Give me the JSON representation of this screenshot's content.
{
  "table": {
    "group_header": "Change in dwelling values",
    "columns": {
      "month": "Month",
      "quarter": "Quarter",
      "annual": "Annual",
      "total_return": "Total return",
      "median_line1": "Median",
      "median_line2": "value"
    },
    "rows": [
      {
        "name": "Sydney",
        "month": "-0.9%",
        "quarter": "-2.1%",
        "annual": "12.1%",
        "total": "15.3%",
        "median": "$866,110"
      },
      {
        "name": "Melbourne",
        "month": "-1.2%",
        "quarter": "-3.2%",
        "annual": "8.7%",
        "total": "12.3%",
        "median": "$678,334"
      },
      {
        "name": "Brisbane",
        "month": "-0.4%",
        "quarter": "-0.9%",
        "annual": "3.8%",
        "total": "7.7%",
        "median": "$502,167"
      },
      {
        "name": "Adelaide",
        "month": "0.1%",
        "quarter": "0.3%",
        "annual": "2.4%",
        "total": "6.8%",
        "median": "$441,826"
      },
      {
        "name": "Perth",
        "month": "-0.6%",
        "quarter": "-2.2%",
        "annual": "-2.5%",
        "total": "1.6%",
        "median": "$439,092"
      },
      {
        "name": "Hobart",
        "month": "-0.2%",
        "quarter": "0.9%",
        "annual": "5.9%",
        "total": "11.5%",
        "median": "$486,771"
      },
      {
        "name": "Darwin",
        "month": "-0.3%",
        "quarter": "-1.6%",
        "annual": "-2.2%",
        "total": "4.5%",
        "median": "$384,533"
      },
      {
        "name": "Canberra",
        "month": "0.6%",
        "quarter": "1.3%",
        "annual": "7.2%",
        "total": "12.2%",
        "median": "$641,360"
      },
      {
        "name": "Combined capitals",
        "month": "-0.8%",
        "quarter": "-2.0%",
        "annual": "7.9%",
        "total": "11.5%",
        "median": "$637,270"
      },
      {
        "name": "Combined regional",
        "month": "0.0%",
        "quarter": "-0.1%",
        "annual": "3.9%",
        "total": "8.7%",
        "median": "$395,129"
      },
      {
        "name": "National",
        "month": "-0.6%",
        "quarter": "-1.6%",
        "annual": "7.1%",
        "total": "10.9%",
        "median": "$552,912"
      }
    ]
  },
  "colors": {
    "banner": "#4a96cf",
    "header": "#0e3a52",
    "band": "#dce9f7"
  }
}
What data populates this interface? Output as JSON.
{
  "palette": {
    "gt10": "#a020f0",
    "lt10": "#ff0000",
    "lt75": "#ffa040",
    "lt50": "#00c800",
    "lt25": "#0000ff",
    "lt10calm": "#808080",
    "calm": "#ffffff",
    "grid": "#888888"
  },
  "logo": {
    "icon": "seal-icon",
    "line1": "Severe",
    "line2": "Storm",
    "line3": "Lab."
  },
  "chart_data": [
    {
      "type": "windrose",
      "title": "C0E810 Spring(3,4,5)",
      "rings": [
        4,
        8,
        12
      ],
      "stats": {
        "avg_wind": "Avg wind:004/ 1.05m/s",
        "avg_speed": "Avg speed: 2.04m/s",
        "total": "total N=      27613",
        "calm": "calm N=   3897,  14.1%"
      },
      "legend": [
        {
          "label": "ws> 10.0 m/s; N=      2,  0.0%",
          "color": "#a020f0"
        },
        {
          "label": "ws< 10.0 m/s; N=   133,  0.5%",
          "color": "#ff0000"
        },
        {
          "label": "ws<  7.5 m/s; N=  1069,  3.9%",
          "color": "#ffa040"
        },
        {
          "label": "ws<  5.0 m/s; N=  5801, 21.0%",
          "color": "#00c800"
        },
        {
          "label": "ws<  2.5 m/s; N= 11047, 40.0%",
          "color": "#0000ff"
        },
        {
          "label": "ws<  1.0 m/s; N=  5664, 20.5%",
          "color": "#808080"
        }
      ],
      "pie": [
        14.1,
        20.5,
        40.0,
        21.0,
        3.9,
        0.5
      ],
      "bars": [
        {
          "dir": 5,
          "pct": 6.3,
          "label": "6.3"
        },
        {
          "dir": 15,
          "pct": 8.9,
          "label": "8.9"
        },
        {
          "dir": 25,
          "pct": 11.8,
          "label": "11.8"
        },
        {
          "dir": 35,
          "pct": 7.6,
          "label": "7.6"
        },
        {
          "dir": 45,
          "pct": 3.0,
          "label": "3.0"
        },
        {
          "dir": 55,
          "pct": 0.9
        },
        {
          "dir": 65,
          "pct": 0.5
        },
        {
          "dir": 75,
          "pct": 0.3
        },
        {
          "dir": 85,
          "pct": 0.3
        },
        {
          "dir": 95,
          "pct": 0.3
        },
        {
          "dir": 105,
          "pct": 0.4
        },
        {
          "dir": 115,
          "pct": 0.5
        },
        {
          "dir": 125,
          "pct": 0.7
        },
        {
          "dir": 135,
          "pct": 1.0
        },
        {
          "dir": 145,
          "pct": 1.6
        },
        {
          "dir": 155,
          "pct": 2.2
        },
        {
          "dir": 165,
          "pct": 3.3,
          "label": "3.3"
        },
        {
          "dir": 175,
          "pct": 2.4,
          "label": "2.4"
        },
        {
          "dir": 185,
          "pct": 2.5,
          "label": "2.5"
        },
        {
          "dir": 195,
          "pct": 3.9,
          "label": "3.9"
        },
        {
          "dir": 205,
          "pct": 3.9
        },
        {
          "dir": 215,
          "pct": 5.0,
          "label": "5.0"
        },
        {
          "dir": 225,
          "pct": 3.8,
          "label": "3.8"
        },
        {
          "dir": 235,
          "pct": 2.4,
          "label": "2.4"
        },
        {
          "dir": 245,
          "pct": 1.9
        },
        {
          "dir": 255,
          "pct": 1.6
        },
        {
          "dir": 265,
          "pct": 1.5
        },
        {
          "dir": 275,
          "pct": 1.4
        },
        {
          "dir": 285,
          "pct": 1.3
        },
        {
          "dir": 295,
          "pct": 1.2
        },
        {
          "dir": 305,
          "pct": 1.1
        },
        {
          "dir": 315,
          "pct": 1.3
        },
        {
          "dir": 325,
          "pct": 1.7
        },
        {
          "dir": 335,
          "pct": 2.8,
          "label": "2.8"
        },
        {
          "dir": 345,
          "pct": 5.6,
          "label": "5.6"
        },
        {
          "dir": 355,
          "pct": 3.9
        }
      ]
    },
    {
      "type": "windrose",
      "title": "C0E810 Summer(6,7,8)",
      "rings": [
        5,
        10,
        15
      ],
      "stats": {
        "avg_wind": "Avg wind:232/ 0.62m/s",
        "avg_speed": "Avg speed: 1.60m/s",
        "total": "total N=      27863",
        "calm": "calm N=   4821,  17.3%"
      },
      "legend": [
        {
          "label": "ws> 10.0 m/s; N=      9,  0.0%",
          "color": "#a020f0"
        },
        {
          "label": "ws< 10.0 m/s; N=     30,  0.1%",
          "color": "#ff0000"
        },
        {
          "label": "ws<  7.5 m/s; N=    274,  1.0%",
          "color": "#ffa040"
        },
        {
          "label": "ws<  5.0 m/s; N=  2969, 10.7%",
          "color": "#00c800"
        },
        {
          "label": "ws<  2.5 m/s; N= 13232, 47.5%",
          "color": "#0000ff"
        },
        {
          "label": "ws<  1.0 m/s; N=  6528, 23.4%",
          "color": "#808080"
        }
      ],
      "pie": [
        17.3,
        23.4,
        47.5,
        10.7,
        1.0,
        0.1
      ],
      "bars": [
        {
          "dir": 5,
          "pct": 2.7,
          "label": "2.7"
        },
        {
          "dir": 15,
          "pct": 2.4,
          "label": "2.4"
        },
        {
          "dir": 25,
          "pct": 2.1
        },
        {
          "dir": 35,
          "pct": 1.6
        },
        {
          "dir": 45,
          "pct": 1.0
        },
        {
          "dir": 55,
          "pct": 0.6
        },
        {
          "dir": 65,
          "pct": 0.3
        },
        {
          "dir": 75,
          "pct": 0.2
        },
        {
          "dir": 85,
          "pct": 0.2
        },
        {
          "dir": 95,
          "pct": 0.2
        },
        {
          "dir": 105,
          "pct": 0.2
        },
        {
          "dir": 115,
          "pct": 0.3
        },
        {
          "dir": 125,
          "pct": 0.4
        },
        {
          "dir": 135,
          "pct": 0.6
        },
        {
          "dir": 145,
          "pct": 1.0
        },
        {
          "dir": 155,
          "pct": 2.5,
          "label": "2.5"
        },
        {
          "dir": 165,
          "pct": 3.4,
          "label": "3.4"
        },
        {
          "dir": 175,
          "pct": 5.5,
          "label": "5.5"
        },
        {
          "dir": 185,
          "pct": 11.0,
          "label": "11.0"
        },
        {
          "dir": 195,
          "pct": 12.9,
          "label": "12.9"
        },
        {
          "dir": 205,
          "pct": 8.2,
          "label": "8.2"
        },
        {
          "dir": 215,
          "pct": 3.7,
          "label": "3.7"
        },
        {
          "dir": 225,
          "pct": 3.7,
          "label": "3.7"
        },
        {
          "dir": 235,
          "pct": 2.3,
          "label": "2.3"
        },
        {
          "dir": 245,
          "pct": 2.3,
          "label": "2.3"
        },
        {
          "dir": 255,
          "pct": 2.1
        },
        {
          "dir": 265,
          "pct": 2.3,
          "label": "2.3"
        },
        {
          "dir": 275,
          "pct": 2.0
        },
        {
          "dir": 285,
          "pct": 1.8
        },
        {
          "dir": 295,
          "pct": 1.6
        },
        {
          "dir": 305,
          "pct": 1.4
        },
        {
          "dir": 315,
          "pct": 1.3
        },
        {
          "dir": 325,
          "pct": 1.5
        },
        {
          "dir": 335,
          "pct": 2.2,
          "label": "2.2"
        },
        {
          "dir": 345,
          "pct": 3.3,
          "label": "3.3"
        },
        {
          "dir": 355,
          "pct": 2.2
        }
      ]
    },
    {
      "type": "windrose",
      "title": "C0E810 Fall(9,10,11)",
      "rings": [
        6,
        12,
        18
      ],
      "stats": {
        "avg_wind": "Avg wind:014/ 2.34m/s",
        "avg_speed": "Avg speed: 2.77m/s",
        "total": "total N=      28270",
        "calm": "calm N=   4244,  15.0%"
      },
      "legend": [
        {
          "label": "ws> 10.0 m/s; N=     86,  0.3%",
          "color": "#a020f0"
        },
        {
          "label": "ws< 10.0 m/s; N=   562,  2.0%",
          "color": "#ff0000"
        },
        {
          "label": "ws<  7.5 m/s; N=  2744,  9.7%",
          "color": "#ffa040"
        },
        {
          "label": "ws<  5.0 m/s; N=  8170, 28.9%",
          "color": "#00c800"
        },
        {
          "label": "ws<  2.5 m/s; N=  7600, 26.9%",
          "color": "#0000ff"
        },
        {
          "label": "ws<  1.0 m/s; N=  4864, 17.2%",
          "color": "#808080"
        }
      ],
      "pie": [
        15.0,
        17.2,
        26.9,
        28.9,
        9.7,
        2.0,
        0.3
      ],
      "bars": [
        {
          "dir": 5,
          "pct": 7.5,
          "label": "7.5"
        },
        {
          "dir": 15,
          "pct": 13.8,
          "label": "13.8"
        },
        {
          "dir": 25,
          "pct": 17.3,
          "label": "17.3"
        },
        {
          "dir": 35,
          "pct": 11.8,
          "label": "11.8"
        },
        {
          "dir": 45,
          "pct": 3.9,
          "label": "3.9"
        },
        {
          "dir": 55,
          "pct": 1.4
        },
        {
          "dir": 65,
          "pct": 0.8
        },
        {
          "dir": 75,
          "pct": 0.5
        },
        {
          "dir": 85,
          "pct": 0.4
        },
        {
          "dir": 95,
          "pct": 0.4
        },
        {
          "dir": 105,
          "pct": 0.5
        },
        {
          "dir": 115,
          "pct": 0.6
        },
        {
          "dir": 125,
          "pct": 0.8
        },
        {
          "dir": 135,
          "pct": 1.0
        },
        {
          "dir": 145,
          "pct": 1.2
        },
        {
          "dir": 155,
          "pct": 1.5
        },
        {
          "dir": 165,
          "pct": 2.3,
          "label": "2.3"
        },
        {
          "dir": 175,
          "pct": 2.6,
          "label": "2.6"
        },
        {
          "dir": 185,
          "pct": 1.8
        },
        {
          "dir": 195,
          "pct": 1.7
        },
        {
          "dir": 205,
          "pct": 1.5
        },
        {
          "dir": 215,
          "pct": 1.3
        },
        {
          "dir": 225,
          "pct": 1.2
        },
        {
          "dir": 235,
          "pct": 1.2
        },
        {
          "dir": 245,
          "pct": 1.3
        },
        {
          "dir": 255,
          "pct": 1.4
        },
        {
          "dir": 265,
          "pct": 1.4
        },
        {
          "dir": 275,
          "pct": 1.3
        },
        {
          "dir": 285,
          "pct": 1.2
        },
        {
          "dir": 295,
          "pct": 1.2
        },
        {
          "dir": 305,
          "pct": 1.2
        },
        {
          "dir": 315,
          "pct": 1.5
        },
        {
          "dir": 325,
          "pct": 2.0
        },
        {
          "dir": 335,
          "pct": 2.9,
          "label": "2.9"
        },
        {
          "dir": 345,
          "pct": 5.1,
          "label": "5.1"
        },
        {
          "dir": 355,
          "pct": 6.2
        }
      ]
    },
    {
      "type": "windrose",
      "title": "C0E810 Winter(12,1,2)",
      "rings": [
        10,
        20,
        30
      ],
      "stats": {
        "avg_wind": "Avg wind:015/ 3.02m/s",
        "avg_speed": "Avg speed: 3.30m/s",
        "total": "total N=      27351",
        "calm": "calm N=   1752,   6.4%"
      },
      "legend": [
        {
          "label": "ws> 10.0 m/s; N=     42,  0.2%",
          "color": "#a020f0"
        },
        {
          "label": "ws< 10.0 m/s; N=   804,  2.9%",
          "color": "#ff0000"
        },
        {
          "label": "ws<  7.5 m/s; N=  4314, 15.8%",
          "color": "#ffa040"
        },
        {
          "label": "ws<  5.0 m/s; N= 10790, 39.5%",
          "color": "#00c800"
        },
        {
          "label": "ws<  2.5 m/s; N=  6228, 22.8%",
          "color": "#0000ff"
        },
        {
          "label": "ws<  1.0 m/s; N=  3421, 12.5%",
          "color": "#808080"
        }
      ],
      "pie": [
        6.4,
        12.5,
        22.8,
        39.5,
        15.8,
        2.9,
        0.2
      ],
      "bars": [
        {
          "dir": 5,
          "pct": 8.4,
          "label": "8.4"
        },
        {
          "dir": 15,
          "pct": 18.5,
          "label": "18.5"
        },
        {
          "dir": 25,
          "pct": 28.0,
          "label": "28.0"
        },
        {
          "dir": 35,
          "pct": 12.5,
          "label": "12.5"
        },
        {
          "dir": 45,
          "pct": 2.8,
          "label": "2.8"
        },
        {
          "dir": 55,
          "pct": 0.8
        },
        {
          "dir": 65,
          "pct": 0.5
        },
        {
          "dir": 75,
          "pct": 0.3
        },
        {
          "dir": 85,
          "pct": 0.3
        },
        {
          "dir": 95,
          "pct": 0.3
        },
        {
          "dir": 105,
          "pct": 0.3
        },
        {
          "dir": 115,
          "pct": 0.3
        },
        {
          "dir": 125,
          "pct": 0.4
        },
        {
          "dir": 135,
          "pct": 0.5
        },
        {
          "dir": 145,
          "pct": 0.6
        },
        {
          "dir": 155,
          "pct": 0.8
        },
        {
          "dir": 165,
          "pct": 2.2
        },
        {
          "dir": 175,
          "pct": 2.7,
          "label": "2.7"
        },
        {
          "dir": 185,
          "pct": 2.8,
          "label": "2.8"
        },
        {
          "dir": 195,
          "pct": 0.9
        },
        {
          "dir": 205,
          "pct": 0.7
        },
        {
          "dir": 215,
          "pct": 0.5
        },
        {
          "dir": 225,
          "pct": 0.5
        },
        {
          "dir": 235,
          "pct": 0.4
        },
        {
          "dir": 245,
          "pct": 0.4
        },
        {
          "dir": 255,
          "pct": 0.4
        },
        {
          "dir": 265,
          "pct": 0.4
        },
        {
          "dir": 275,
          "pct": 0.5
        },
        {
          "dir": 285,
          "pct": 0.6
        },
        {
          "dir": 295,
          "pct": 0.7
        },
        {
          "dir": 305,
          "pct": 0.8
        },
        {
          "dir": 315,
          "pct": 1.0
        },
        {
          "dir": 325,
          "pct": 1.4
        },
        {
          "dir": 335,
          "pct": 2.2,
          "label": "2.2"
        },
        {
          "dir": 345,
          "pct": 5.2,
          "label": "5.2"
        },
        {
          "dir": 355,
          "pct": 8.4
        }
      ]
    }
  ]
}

·····

* **WHAT YOU ARE ASKED TO DO**: What is the number of lines in the data that hold the word "title"? Reply with that number and nothing else.

* **RESPONSE TO THE TASK**: 4